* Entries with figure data
######
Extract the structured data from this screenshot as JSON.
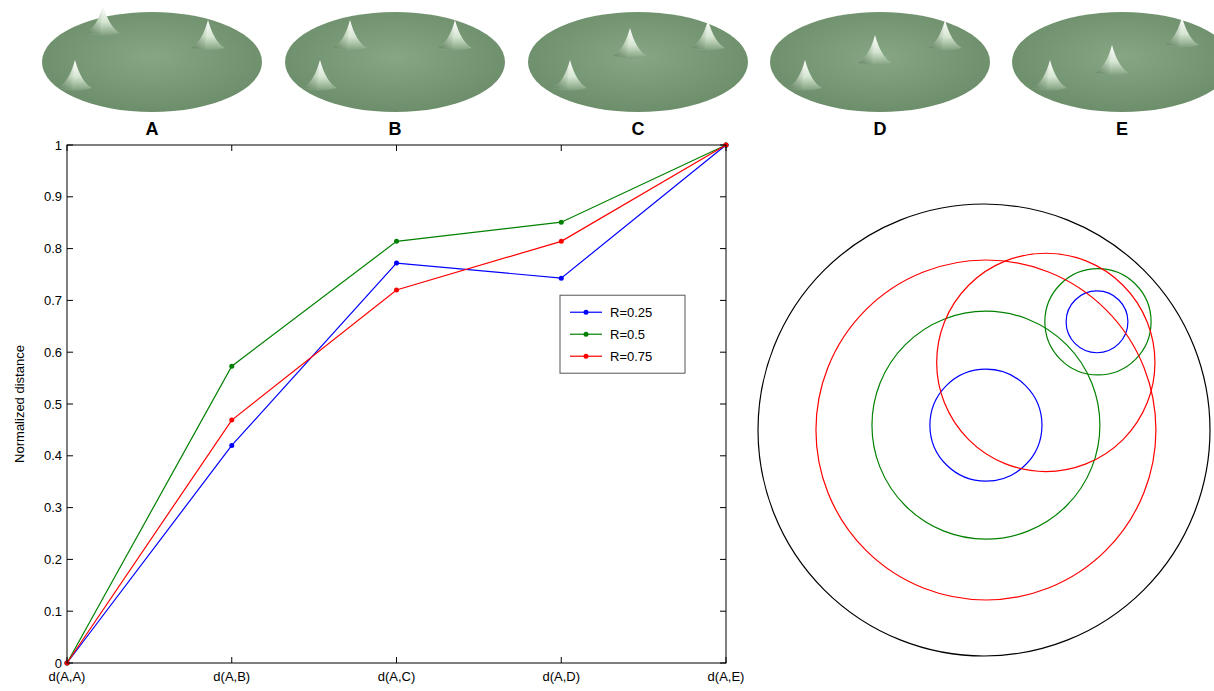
{
  "chart_data": {
    "type": "line",
    "y_label": "Normalized distance",
    "categories": [
      "d(A,A)",
      "d(A,B)",
      "d(A,C)",
      "d(A,D)",
      "d(A,E)"
    ],
    "series": [
      {
        "name": "R=0.25",
        "color": "#0000ff",
        "values": [
          0,
          0.42,
          0.772,
          0.743,
          1
        ]
      },
      {
        "name": "R=0.5",
        "color": "#008000",
        "values": [
          0,
          0.573,
          0.814,
          0.851,
          1
        ]
      },
      {
        "name": "R=0.75",
        "color": "#ff0000",
        "values": [
          0,
          0.469,
          0.72,
          0.814,
          1
        ]
      }
    ],
    "ylim": [
      0,
      1
    ],
    "yticks": [
      0,
      0.1,
      0.2,
      0.3,
      0.4,
      0.5,
      0.6,
      0.7,
      0.8,
      0.9,
      1
    ],
    "grid": false,
    "legend": "right",
    "marker": "dot"
  },
  "surfaces": {
    "labels": [
      "A",
      "B",
      "C",
      "D",
      "E"
    ]
  }
}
######
* What you are asked to do
The word "color" may occur in lines of the records. Report how many such lines there are, giving only the number.

* Task answer
3